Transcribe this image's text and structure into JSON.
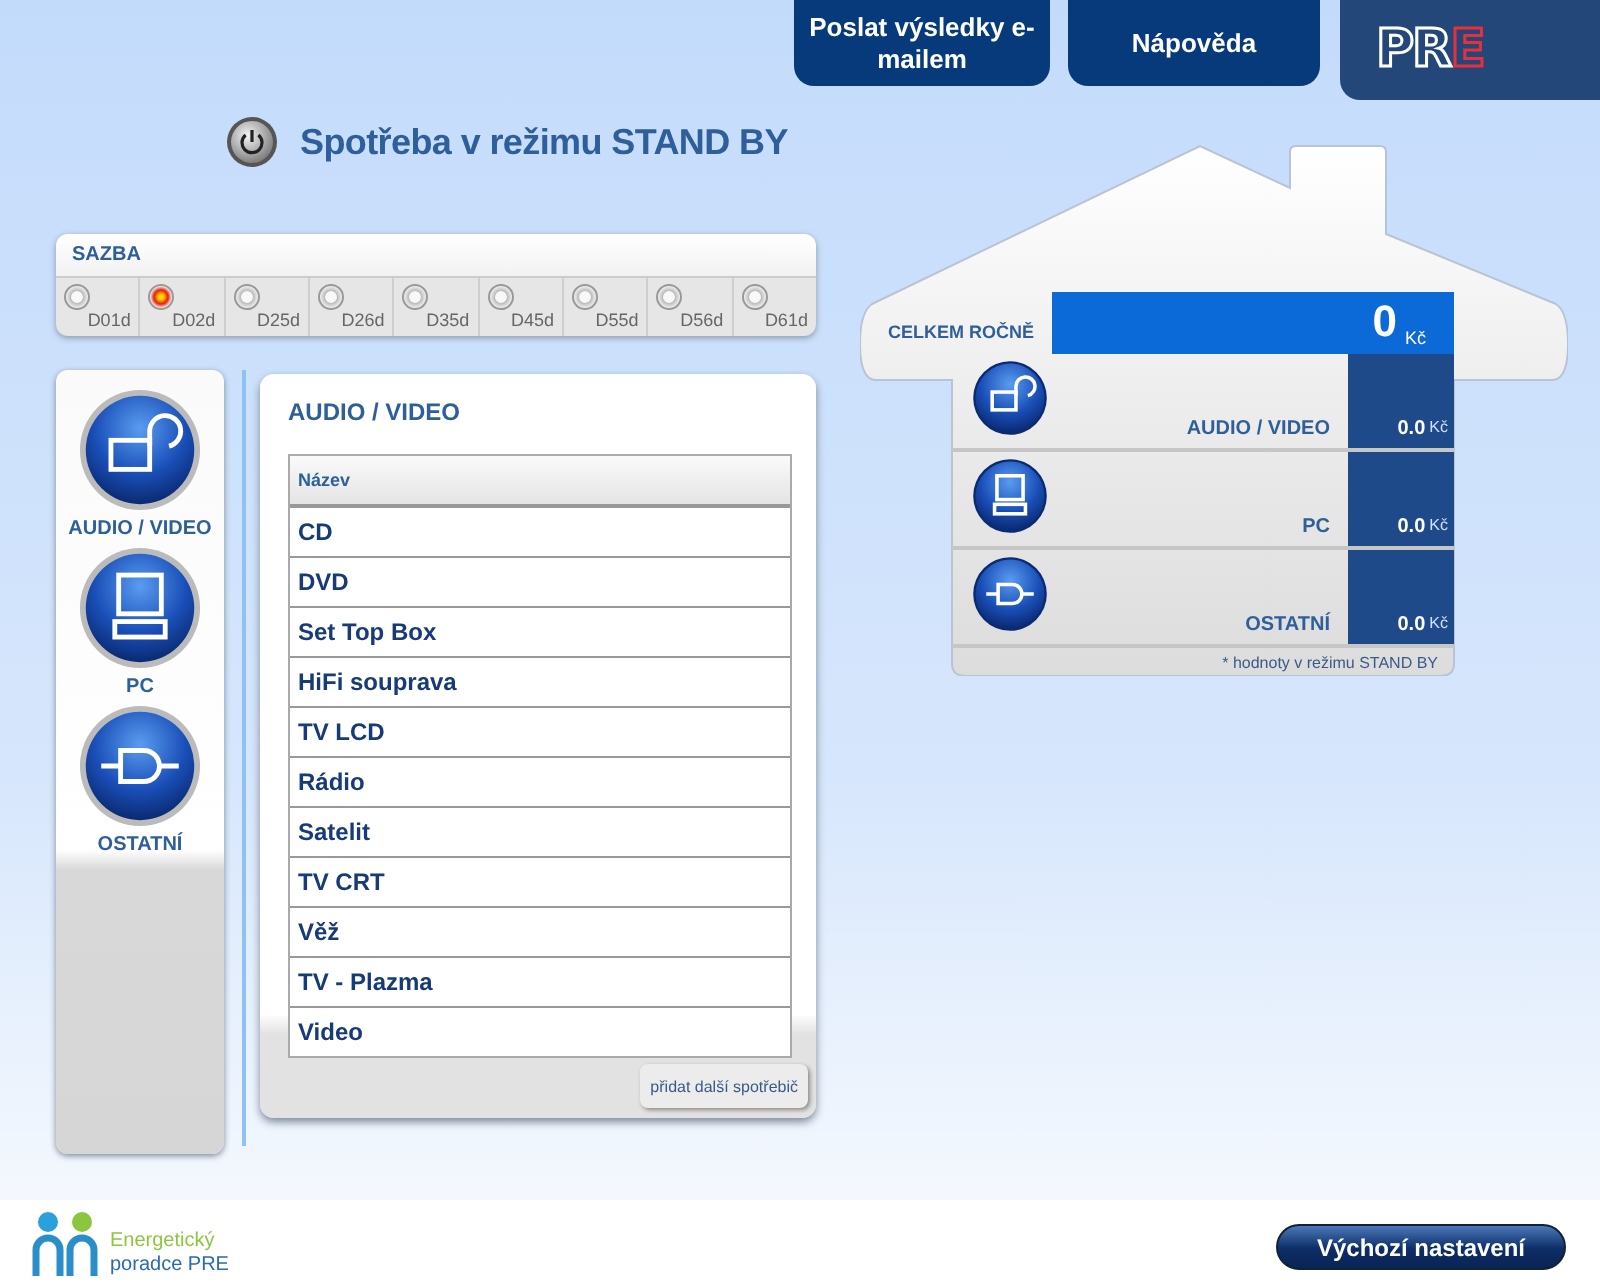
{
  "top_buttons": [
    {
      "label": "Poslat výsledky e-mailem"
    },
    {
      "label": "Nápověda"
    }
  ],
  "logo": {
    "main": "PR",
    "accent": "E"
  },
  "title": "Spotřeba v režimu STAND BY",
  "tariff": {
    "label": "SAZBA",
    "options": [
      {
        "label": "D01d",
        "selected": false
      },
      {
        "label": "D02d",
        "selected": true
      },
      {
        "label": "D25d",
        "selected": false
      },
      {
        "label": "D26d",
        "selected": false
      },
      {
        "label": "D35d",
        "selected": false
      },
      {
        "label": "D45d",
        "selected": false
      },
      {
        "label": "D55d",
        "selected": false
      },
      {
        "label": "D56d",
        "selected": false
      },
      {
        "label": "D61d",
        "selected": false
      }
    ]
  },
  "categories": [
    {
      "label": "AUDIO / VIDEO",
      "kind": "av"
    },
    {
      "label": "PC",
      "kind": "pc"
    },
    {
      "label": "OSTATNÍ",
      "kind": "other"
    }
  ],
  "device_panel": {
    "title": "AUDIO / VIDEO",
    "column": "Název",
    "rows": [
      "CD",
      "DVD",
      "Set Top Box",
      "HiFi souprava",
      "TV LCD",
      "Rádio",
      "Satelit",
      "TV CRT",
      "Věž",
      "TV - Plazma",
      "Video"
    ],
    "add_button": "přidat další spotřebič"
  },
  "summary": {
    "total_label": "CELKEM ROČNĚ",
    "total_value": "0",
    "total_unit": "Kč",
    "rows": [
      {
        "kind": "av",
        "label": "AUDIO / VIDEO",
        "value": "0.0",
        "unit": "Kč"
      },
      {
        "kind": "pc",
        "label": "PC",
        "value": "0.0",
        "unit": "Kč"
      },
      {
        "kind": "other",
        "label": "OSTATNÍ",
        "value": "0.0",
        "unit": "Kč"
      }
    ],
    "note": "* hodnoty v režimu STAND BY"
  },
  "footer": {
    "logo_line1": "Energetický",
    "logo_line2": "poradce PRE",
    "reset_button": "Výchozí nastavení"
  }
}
----
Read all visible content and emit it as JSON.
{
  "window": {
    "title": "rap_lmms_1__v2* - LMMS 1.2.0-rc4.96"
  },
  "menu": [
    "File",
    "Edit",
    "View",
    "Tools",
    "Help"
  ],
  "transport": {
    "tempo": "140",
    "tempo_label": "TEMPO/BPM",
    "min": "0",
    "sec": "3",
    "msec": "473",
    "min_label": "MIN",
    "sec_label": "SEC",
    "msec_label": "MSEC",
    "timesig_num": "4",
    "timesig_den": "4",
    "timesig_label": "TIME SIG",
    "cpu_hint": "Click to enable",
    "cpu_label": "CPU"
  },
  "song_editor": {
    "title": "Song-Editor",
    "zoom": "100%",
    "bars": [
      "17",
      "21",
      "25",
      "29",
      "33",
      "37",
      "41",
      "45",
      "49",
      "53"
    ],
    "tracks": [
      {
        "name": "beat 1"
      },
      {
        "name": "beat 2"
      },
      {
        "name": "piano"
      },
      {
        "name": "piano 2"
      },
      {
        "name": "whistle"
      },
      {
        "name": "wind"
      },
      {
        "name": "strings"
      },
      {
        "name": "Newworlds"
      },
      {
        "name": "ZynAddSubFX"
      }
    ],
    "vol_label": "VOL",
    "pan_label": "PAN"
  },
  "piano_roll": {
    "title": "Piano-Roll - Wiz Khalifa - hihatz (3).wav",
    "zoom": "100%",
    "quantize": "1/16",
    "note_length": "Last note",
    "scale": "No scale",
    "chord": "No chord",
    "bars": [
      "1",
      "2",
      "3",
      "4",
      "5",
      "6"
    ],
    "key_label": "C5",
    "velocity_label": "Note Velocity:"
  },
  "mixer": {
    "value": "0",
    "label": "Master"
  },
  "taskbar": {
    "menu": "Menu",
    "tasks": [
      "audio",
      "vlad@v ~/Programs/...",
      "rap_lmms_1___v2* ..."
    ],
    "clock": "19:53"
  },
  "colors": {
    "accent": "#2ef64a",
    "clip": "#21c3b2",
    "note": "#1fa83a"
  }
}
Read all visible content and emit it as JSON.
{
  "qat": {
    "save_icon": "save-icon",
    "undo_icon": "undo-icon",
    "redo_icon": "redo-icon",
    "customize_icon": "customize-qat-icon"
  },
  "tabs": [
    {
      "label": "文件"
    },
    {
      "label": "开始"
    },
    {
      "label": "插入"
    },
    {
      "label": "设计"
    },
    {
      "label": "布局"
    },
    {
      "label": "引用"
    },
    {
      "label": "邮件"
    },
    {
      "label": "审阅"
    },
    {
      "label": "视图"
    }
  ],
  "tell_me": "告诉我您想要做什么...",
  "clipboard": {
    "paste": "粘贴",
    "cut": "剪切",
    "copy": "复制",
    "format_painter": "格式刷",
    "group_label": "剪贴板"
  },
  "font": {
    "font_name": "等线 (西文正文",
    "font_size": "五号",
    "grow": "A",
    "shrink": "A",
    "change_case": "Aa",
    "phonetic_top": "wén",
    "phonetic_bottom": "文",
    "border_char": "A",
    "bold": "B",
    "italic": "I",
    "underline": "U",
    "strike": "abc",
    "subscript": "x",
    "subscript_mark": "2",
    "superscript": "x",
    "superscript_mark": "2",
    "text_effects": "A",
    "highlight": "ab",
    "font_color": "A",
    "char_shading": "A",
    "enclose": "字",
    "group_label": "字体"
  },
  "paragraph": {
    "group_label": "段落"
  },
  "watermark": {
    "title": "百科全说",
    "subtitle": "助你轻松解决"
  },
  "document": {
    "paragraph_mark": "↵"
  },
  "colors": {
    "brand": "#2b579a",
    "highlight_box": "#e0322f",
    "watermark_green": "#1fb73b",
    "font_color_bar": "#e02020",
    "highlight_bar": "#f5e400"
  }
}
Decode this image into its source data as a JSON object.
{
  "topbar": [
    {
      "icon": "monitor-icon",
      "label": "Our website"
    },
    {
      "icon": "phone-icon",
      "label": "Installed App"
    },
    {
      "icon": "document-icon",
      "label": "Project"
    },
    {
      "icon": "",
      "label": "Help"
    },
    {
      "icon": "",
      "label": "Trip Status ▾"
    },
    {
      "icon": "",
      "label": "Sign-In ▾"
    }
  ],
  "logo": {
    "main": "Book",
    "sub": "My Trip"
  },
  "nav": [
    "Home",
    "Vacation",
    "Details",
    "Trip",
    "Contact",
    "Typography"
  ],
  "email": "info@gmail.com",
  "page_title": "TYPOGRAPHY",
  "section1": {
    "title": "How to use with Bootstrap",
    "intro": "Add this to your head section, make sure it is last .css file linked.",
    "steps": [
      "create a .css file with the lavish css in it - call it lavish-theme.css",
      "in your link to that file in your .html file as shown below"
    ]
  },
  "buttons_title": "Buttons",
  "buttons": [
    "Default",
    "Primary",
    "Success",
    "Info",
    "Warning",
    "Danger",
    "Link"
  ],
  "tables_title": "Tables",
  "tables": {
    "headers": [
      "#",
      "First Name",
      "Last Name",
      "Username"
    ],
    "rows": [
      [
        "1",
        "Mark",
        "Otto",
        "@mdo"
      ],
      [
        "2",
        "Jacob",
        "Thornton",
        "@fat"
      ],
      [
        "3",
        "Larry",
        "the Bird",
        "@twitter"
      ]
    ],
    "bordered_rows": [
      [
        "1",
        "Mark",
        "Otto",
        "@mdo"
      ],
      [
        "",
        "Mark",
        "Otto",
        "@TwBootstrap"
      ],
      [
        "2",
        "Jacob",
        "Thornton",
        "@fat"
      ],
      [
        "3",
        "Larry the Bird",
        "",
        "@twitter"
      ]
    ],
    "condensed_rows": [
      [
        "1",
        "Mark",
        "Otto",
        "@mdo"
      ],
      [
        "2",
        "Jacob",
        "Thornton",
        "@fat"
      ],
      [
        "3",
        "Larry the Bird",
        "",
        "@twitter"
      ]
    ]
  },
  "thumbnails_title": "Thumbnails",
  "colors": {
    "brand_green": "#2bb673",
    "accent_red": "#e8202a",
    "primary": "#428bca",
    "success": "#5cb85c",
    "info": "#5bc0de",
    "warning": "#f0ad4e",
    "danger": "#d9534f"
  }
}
----
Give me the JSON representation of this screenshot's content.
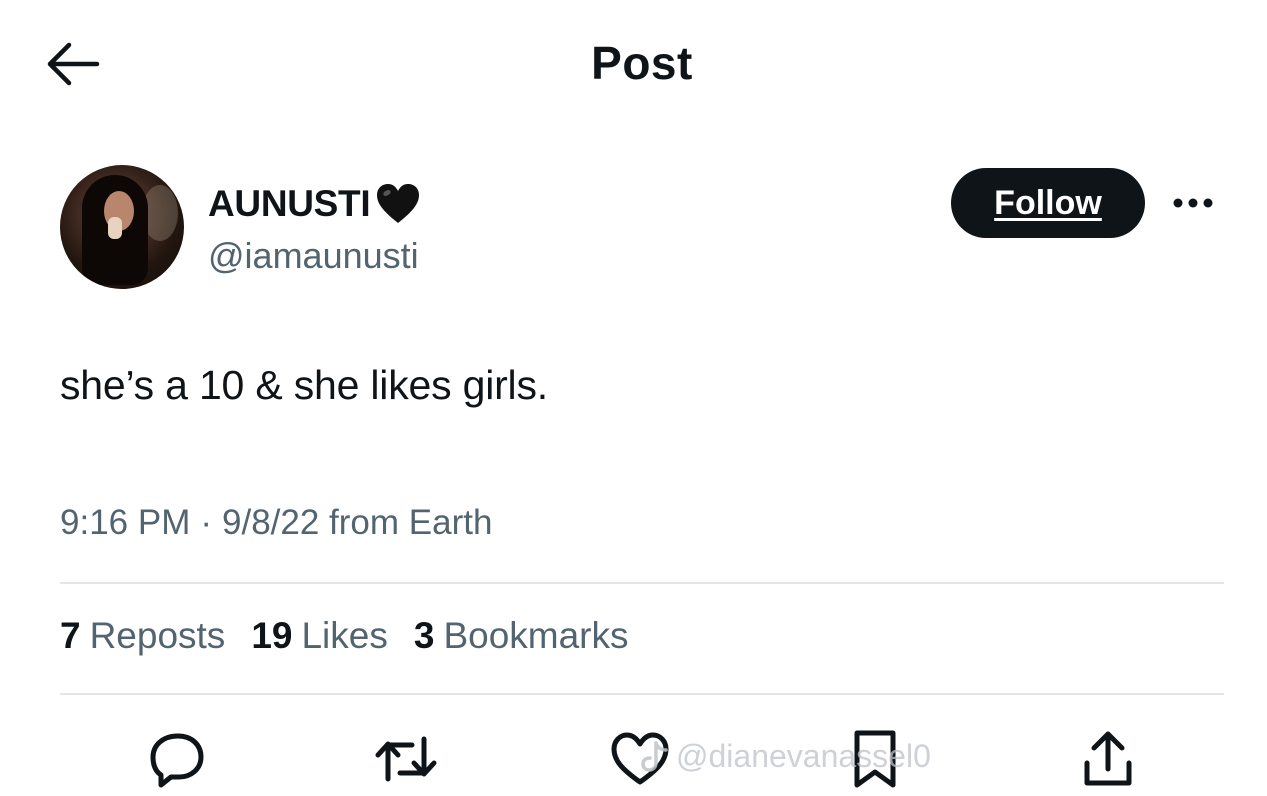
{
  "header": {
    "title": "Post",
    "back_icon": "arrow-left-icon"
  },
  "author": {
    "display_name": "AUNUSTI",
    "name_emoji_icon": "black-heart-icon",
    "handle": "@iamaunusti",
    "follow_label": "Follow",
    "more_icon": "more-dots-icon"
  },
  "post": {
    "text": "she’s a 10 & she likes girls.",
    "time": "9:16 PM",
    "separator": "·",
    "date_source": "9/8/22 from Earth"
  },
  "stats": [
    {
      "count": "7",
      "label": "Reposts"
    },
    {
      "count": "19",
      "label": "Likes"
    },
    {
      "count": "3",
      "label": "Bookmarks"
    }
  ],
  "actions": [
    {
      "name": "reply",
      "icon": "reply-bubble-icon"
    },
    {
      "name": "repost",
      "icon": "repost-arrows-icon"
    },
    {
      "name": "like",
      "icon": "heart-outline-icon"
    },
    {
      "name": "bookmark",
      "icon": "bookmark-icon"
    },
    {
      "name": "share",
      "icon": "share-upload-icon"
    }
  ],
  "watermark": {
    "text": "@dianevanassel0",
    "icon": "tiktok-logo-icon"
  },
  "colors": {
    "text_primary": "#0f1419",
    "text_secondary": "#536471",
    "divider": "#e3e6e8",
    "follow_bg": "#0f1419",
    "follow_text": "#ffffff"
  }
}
----
* _AIM_
Looking at the data above, how many lines hold the word "this"? Respond with the number alone.

* _RESPONSE_
4